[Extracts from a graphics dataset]
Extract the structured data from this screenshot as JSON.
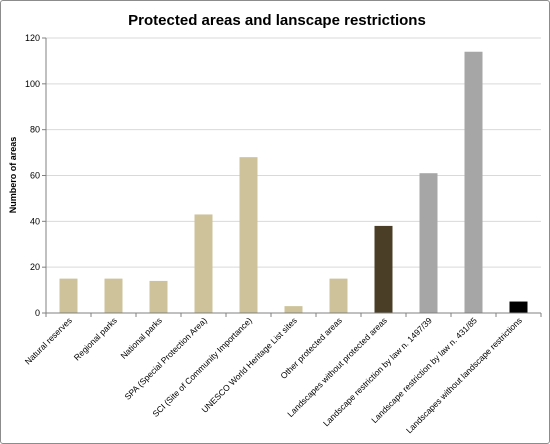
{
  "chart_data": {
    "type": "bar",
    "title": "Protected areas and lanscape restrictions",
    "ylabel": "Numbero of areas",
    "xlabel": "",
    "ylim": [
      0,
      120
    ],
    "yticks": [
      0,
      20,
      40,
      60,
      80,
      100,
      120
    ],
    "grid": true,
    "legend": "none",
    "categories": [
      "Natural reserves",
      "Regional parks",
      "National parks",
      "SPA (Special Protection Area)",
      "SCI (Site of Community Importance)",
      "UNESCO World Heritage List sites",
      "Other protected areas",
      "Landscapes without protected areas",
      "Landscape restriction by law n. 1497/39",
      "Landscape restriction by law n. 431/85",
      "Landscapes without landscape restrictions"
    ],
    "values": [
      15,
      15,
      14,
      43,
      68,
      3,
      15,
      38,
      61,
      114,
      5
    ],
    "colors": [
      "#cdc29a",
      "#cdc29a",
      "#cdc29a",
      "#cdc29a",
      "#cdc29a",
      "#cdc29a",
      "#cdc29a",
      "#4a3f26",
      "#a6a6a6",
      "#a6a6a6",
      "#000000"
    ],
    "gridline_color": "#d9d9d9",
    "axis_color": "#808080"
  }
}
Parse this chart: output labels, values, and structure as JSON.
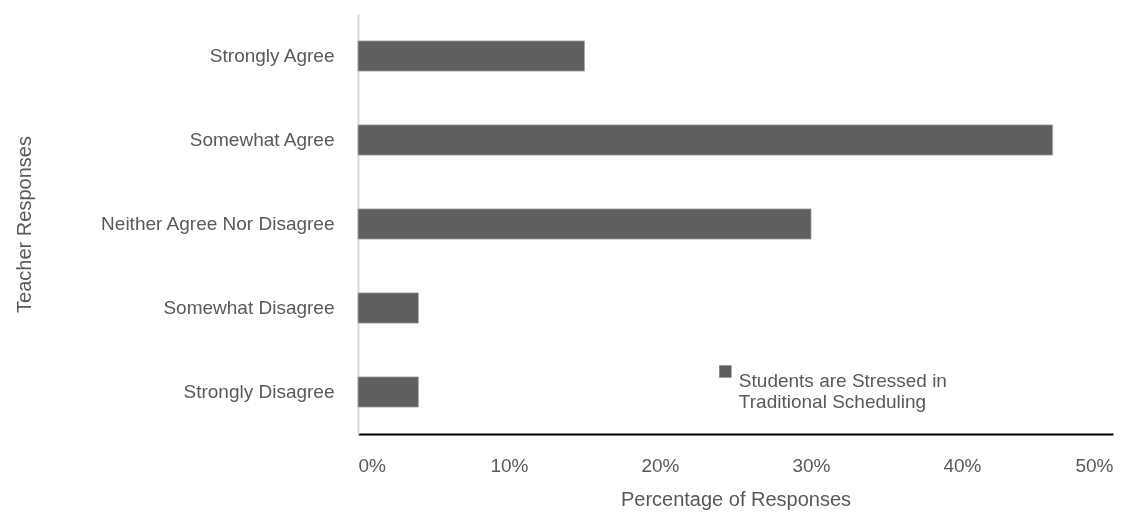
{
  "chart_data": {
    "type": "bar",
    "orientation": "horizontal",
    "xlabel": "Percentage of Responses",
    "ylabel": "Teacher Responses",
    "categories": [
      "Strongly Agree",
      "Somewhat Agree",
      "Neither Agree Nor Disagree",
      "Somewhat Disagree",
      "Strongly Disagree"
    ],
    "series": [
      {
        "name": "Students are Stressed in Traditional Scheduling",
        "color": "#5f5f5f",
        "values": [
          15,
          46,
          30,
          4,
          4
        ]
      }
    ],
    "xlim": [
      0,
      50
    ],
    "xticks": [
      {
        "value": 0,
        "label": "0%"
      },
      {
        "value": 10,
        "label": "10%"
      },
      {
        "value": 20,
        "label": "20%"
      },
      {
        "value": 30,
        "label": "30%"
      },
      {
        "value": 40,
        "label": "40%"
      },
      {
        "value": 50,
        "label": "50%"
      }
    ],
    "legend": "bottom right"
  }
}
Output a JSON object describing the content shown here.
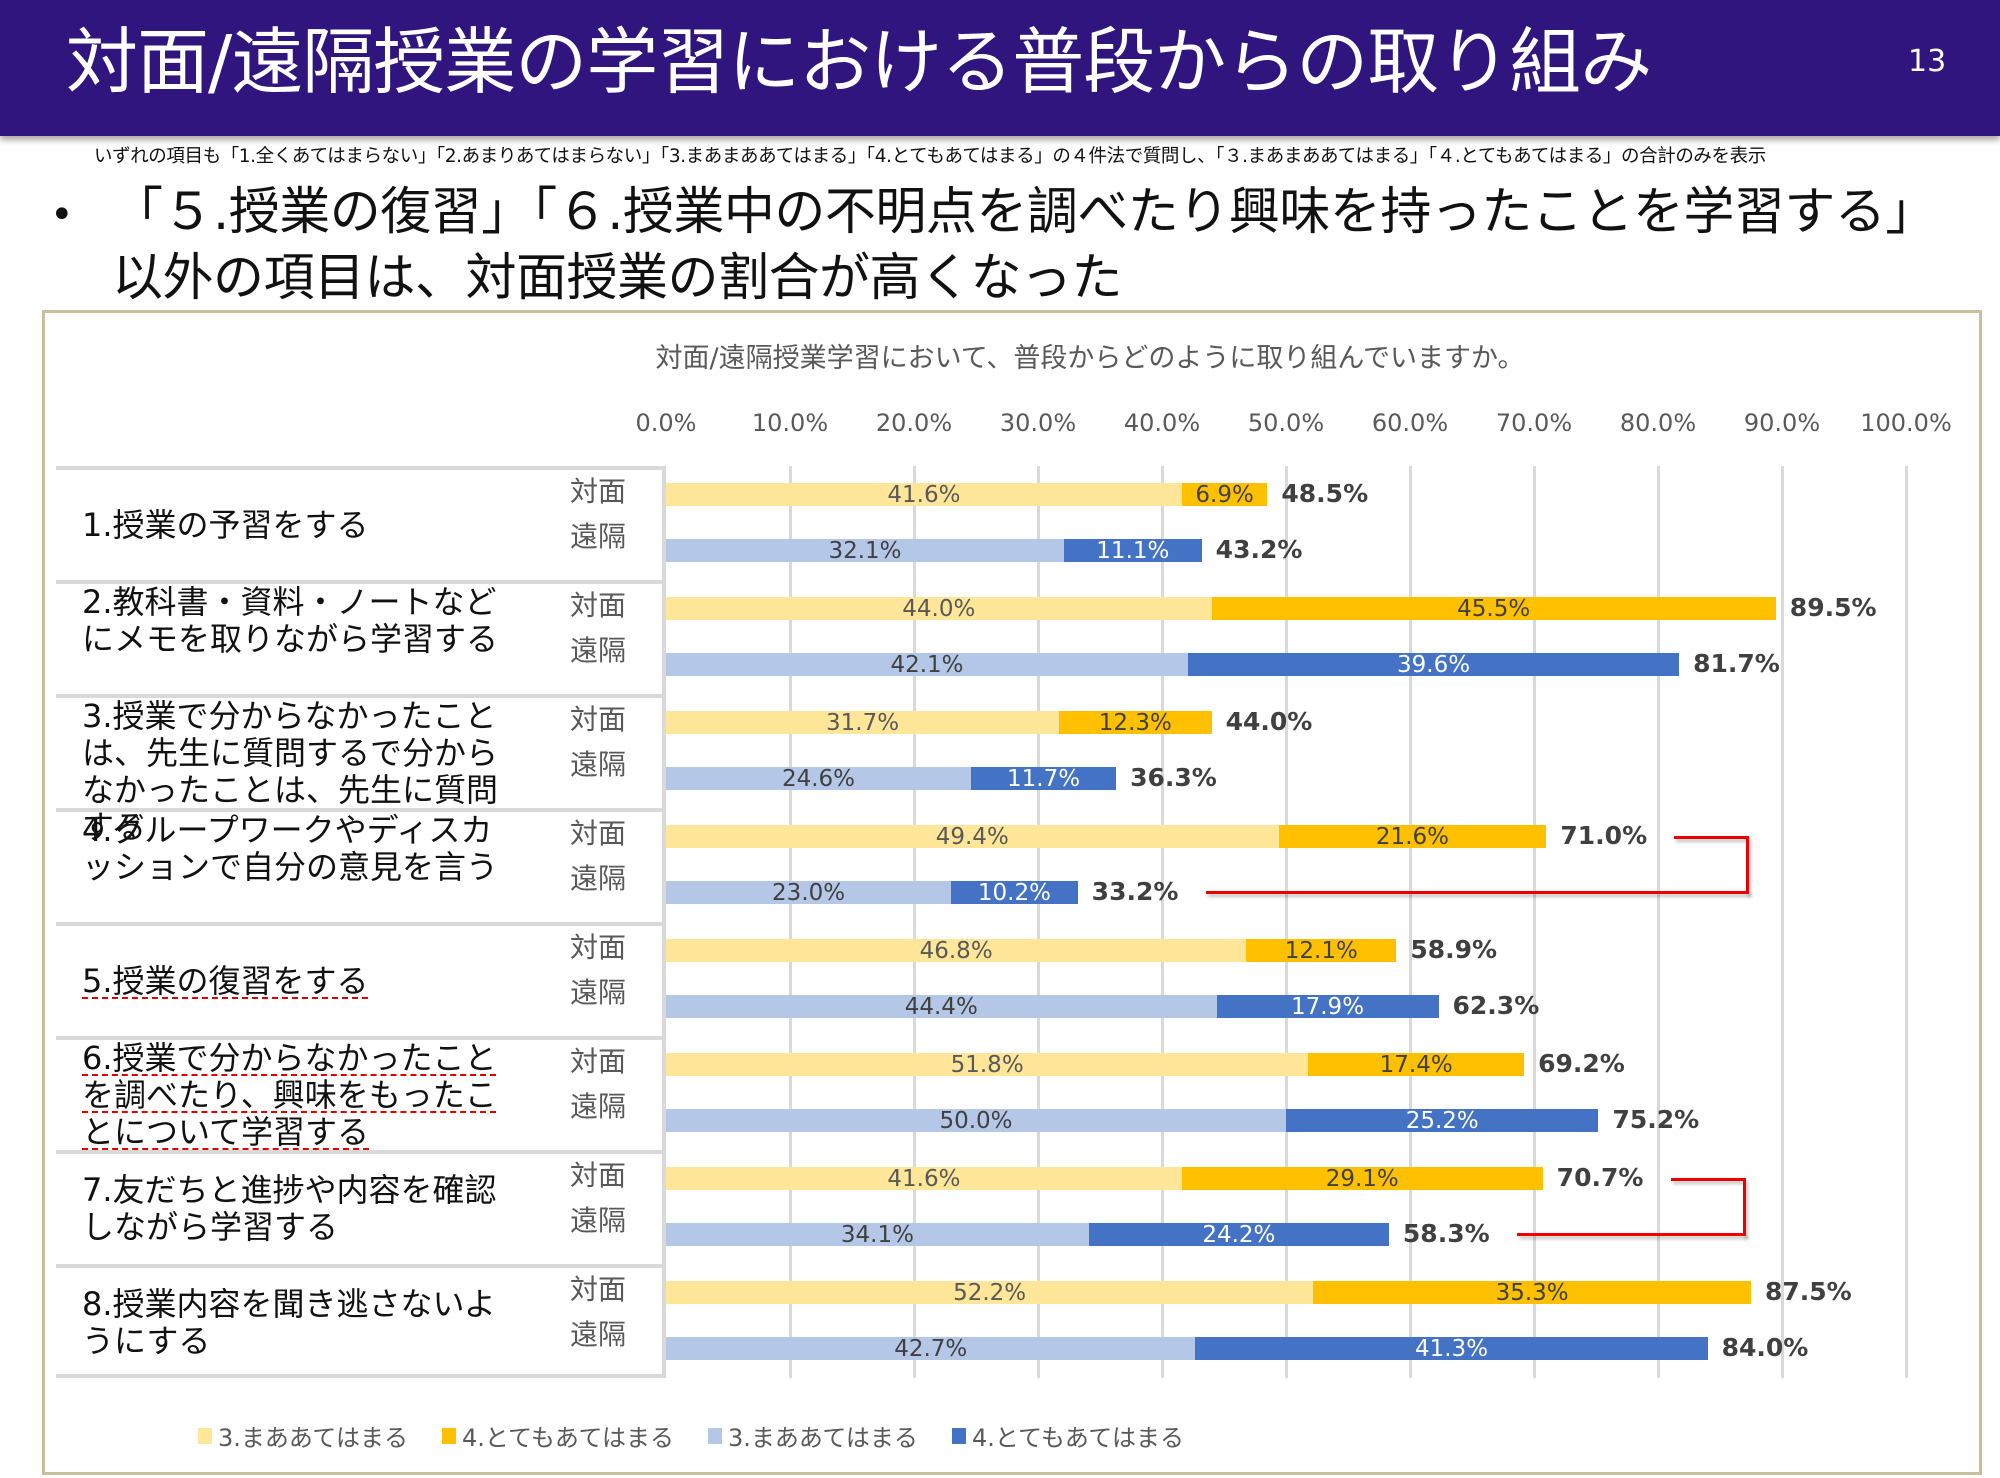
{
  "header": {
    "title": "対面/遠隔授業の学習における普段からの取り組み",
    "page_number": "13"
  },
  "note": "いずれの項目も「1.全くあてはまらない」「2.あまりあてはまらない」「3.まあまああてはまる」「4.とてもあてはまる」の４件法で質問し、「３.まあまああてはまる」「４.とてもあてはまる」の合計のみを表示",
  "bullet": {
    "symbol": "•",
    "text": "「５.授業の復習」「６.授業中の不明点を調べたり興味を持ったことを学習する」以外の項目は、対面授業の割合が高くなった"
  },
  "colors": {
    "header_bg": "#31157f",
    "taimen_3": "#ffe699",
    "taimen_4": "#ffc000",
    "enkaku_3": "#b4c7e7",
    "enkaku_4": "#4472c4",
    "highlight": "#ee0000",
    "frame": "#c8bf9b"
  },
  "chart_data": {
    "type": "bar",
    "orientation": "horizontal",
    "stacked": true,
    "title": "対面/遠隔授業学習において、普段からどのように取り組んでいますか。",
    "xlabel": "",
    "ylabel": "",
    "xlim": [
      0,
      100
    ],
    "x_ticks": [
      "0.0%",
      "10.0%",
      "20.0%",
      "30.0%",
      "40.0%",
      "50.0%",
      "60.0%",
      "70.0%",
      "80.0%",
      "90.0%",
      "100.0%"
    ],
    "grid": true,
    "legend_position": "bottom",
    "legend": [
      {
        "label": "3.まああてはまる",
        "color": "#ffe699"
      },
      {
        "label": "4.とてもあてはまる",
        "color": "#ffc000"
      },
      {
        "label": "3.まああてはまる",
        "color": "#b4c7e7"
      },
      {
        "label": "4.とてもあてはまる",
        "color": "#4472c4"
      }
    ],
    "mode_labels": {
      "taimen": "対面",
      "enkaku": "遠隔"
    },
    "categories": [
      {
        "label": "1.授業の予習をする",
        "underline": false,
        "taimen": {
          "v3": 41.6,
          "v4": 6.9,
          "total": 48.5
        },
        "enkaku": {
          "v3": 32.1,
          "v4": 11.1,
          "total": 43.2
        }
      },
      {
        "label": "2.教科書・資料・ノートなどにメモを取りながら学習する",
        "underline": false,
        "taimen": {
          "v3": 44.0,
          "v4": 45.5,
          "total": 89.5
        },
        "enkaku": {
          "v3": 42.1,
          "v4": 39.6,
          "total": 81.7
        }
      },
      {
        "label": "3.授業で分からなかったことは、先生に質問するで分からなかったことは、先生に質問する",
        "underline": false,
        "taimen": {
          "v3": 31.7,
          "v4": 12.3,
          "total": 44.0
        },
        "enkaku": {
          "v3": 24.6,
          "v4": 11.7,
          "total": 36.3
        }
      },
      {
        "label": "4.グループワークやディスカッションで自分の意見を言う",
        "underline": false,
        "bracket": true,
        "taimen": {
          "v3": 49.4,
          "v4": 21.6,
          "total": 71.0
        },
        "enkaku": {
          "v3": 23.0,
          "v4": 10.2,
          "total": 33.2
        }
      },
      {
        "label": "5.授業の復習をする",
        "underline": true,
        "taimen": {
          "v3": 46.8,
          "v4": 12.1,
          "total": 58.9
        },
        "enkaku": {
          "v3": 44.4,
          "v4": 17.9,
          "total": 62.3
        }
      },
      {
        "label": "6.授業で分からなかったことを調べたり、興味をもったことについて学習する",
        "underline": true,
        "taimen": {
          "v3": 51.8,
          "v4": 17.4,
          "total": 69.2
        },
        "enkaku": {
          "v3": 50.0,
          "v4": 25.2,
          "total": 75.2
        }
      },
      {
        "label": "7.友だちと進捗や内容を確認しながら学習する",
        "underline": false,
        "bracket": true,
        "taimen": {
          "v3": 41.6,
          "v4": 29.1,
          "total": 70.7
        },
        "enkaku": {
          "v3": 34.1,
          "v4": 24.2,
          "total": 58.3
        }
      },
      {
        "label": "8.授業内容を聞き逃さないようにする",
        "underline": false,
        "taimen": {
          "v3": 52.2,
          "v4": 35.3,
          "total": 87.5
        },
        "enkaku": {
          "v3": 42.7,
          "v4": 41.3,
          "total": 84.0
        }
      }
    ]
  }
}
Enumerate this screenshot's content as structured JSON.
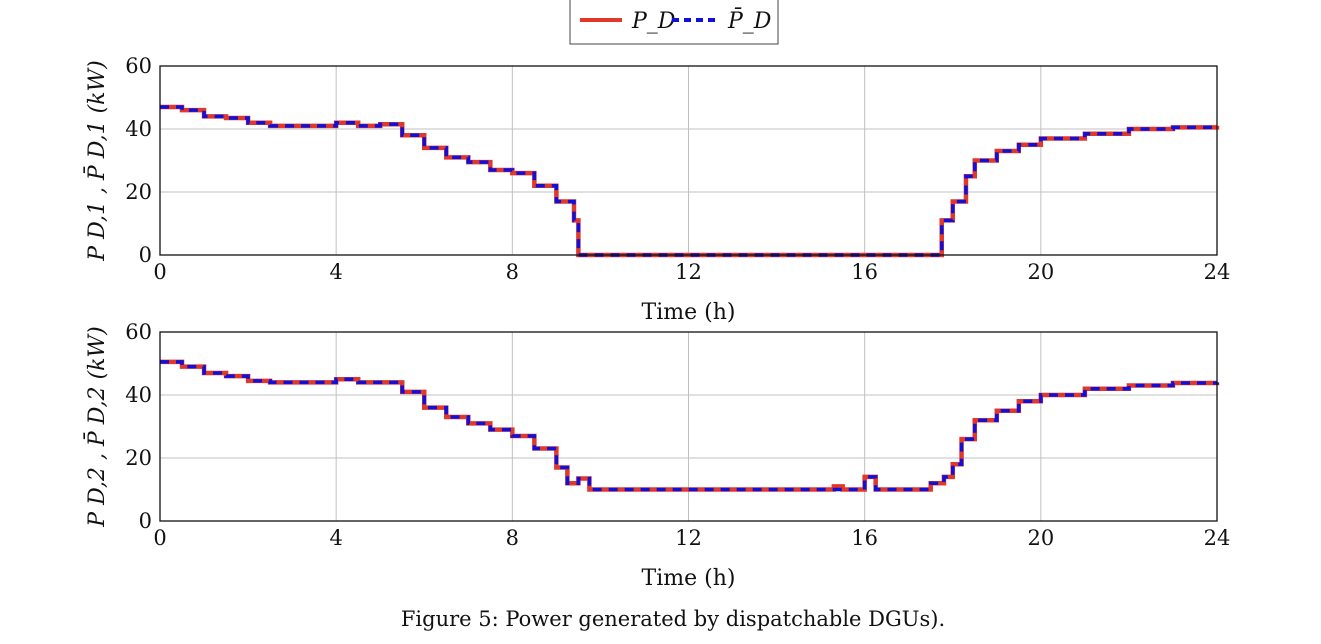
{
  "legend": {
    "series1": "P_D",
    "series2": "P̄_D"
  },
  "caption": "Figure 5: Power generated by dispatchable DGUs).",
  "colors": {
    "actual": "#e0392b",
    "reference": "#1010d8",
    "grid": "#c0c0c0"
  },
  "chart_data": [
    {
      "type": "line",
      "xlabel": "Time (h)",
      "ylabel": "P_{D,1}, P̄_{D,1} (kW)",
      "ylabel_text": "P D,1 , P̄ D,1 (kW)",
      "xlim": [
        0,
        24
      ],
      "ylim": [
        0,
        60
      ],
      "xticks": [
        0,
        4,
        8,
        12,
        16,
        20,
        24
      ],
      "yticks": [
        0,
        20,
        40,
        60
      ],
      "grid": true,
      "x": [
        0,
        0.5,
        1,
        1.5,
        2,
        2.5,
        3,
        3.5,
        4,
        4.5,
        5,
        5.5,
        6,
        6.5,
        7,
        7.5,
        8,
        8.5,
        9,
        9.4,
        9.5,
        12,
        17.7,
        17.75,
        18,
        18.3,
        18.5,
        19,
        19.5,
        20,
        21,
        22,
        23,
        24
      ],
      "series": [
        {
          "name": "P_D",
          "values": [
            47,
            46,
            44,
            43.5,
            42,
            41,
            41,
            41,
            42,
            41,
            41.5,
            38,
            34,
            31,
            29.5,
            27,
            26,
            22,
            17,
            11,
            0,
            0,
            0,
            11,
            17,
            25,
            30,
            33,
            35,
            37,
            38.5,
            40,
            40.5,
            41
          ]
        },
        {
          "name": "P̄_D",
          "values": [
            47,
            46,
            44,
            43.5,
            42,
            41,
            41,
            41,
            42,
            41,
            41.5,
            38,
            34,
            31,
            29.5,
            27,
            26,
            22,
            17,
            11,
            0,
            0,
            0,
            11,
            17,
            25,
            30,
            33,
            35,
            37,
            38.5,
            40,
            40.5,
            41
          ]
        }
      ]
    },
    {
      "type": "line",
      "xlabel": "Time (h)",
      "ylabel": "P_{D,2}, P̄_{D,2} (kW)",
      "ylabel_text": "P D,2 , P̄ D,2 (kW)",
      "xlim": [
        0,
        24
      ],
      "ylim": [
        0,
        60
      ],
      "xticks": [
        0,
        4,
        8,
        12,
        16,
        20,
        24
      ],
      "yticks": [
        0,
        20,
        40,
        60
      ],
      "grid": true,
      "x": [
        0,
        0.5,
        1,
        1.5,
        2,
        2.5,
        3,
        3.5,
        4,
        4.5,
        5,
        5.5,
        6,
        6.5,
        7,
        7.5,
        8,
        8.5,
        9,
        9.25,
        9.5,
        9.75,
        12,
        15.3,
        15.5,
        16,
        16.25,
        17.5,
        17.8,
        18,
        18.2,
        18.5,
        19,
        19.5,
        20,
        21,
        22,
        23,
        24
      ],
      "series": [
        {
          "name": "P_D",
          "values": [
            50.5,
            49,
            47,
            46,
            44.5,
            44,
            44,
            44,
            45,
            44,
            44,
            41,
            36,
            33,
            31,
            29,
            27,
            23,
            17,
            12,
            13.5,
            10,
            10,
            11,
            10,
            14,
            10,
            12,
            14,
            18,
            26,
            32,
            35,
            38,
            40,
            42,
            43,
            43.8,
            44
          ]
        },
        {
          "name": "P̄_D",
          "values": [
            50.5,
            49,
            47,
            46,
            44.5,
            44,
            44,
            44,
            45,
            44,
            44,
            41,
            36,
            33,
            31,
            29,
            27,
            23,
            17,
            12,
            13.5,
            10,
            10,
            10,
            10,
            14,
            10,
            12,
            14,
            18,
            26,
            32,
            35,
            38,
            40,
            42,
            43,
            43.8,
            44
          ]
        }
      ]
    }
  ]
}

**Problem**: Lines from the records above that hold "title" are the ones to list.

**Solution to the exercise**:
    "title": "Protected areas and lanscape restrictions",
    "title": "対面/遠隔授業の学習における普段からの取り組み",
    "title": "対面/遠隔授業学習において、普段からどのように取り組んでいますか。",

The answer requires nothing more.